■ GIVEN EXERCISE ■
Each line containing the word "today" needs to be copied.

[Dataset items]
◇ ◇ ◇ ◇ ◇

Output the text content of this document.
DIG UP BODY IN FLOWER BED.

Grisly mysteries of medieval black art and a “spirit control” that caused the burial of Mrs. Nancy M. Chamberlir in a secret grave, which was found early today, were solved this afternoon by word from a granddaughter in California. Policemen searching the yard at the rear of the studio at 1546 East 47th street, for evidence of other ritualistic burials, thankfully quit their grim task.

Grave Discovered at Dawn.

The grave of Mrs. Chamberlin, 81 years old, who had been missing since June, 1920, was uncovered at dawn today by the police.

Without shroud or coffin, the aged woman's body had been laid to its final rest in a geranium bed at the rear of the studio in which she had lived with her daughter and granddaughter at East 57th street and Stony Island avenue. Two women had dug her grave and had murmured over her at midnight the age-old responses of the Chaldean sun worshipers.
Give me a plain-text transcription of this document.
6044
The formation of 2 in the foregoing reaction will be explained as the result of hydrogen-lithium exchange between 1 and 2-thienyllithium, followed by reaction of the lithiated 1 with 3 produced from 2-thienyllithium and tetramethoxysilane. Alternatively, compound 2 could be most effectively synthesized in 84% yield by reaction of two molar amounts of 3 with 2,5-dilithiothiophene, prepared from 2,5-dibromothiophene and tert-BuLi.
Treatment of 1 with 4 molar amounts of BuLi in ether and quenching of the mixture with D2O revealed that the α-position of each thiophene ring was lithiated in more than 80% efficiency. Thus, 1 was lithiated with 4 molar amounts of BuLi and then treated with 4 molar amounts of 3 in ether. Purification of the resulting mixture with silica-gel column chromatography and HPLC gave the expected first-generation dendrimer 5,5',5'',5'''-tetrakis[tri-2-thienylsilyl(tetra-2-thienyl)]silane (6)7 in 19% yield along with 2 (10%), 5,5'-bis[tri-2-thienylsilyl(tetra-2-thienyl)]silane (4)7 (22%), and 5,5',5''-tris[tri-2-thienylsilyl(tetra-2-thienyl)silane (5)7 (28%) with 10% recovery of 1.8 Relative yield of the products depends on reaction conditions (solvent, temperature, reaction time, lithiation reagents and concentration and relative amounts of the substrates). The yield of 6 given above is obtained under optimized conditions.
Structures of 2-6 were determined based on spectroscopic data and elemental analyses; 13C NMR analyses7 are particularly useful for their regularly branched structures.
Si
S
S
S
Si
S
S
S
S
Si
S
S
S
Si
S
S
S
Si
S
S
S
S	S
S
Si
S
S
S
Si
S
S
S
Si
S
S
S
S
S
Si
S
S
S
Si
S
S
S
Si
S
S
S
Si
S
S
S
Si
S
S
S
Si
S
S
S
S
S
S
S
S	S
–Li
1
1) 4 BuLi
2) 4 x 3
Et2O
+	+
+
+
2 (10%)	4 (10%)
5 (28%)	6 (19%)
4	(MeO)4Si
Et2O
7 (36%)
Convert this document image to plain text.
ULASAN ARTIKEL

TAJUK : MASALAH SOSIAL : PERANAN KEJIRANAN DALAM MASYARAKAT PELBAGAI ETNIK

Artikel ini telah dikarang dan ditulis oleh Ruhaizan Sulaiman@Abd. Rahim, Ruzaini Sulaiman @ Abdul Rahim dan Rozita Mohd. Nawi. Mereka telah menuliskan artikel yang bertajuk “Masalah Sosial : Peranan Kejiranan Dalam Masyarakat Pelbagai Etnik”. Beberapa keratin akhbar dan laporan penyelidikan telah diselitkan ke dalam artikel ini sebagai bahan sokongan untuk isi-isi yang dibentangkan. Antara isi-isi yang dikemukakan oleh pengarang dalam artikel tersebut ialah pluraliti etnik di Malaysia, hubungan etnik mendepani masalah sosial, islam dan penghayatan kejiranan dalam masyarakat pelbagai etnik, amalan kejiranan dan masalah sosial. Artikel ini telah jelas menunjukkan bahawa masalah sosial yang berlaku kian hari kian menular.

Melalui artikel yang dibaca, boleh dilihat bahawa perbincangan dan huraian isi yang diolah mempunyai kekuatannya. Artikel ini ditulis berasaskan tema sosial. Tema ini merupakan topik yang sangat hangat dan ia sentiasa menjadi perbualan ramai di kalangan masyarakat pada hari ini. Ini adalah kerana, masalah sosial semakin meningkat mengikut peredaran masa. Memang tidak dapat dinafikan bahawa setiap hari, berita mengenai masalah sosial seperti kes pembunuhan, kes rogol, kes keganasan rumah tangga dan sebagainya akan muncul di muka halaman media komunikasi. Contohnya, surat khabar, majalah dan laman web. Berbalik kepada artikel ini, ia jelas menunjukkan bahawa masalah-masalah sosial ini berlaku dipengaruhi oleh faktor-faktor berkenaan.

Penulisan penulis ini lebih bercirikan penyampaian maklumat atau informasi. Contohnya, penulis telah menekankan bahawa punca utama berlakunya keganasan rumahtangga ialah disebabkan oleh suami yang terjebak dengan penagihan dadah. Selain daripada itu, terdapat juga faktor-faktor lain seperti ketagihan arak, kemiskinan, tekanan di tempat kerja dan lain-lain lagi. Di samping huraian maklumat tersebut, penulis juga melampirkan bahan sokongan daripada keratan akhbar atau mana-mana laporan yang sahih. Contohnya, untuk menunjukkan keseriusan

◇ ◇ ◇ ◇ ◇

■ EXERCISE OUTPUT ■
Grisly mysteries of medieval black art and a “spirit control” that caused the burial of Mrs. Nancy M. Chamberlir in a secret grave, which was found early today, were solved this afternoon by word from a granddaughter in California. Policemen searching the yard at the rear of the studio at 1546 East 47th street, for evidence of other ritualistic burials, thankfully quit their grim task.
The grave of Mrs. Chamberlin, 81 years old, who had been missing since June, 1920, was uncovered at dawn today by the police.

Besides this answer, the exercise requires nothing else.